**AIM:** Transcribe the entries below exactly; leave every image out.

== DATA TO PROCESS

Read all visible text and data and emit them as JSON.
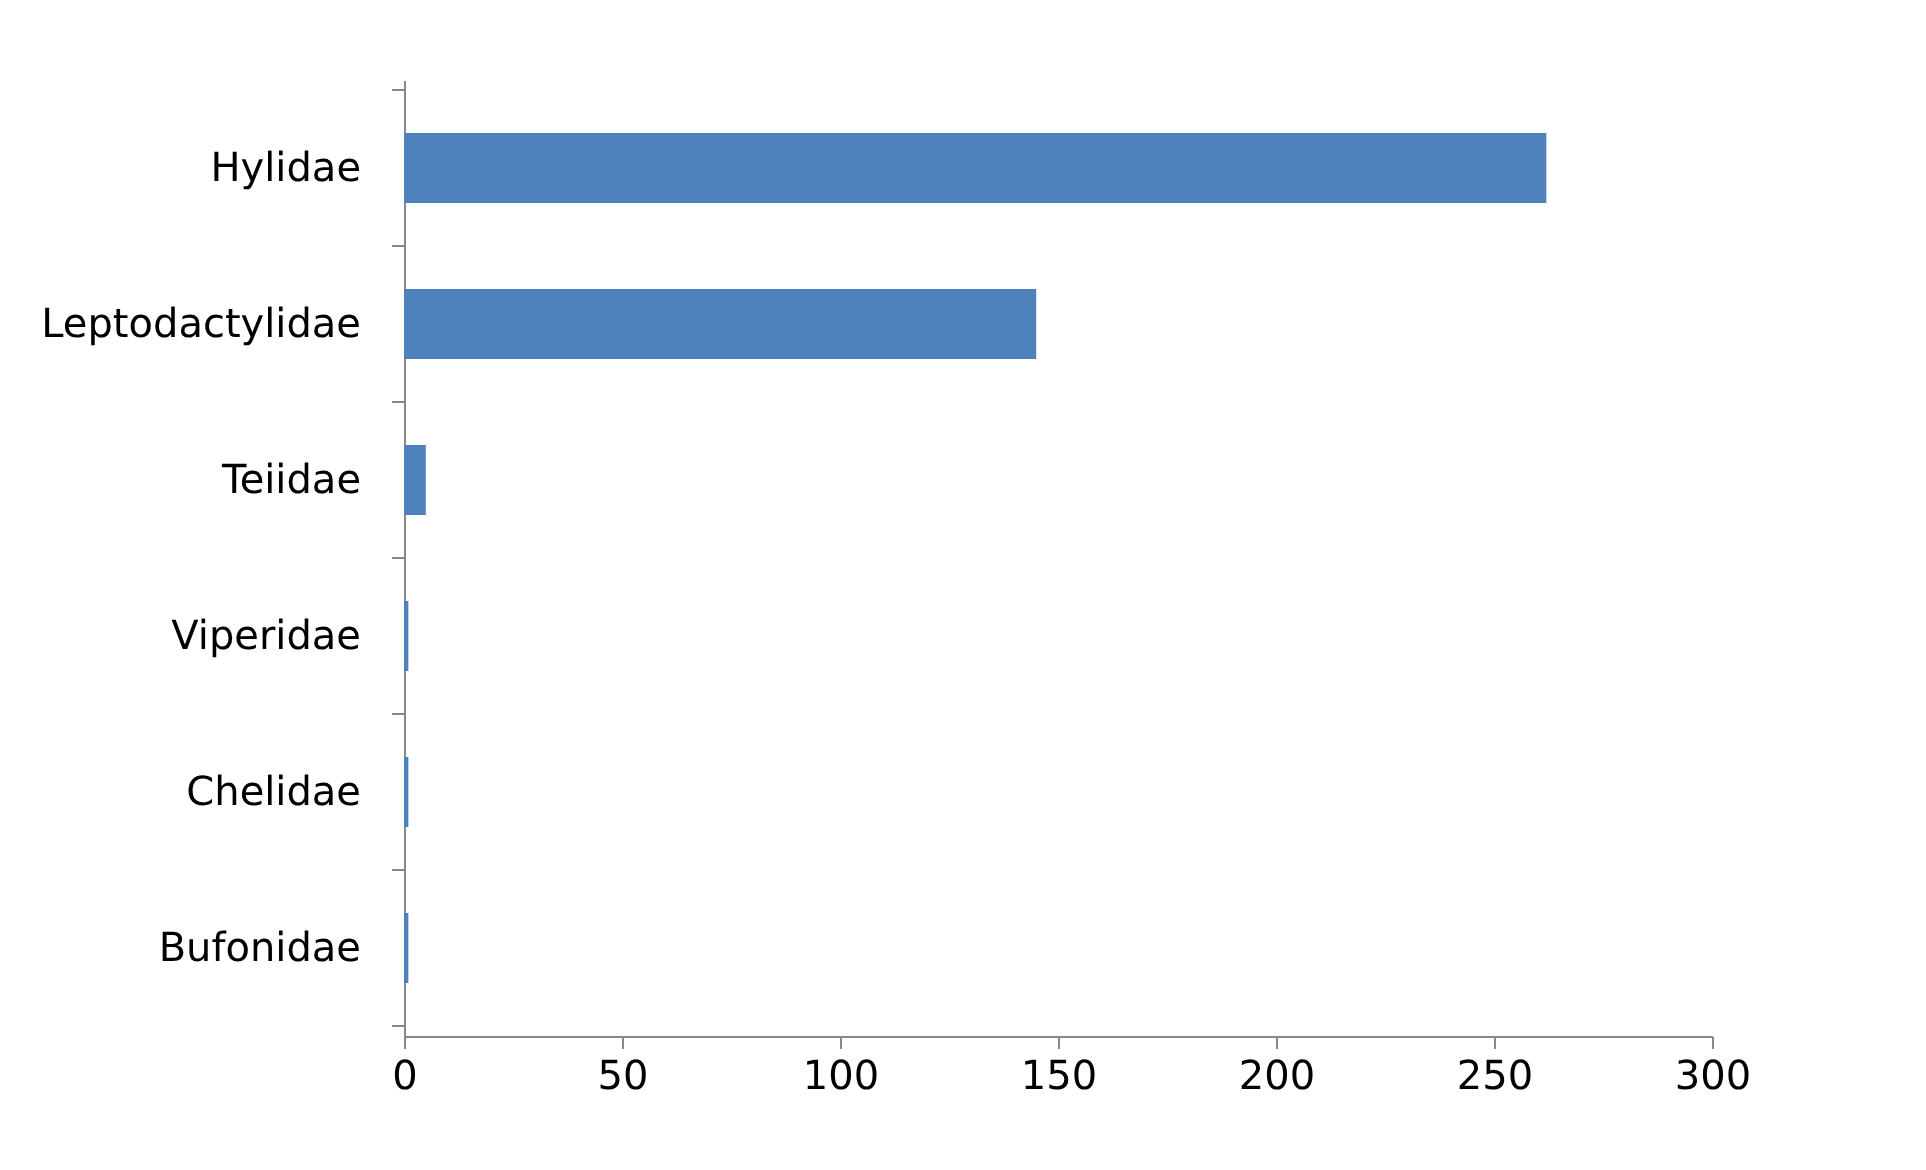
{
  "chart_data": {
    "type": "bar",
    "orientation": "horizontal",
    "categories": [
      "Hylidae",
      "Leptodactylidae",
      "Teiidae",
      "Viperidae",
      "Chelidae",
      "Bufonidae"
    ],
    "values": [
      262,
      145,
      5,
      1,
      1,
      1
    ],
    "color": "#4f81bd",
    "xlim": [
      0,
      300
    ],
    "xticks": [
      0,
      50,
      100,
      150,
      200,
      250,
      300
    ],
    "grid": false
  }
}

====

**PROBLEM SOLUTION:**
Read all visible text and data and emit them as JSON.
{
  "chart_data": {
    "type": "bar",
    "orientation": "horizontal",
    "categories": [
      "Hylidae",
      "Leptodactylidae",
      "Teiidae",
      "Viperidae",
      "Chelidae",
      "Bufonidae"
    ],
    "values": [
      262,
      145,
      5,
      1,
      1,
      1
    ],
    "color": "#4f81bd",
    "xlim": [
      0,
      300
    ],
    "xticks": [
      0,
      50,
      100,
      150,
      200,
      250,
      300
    ],
    "grid": false
  }
}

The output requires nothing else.